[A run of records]
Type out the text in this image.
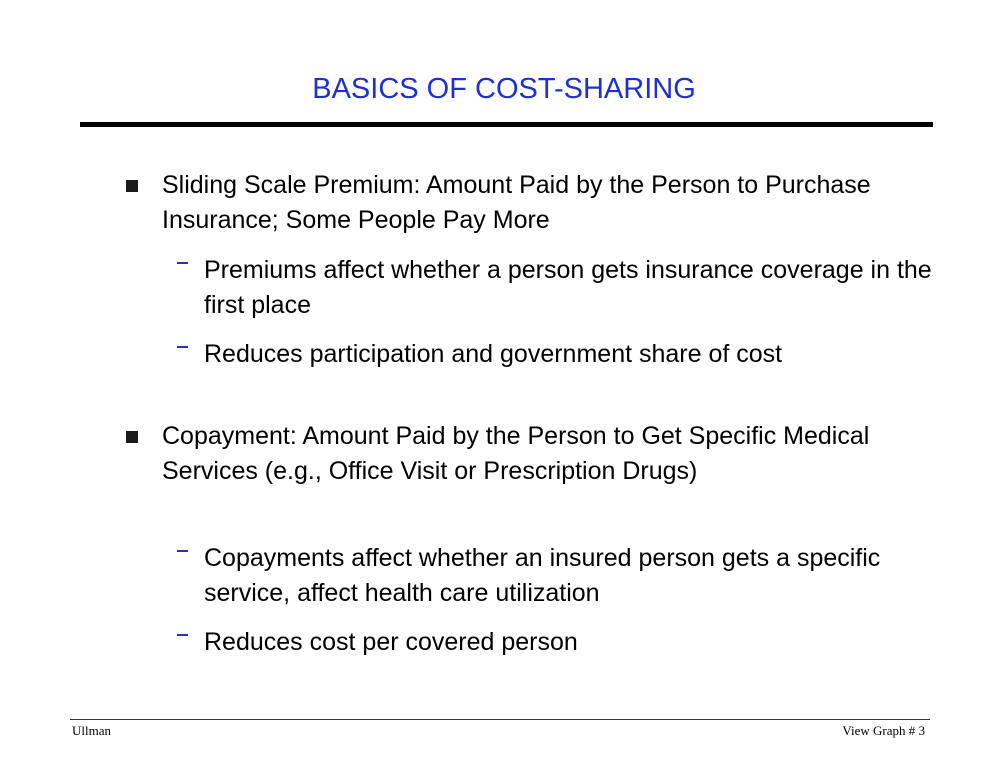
BASICS OF COST-SHARING
Sliding Scale Premium: Amount Paid by the Person to Purchase Insurance; Some People Pay More
Premiums affect whether a person gets insurance coverage in the first place
Reduces participation and government share of cost
Copayment: Amount Paid by the Person to Get Specific Medical Services (e.g., Office Visit or Prescription Drugs)
Copayments affect whether an insured person gets a specific service, affect health care utilization
Reduces cost per covered person
Ullman	View Graph # 3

Set exercise:
Set down every record once more, word for word, without pictures.

Reply to the exercise:
Type out the text in this image.
BASICS OF COST-SHARING
Sliding Scale Premium: Amount Paid by the Person to Purchase Insurance; Some People Pay More
Premiums affect whether a person gets insurance coverage in the first place
Reduces participation and government share of cost
Copayment: Amount Paid by the Person to Get Specific Medical Services (e.g., Office Visit or Prescription Drugs)
Copayments affect whether an insured person gets a specific service, affect health care utilization
Reduces cost per covered person
Ullman	View Graph # 3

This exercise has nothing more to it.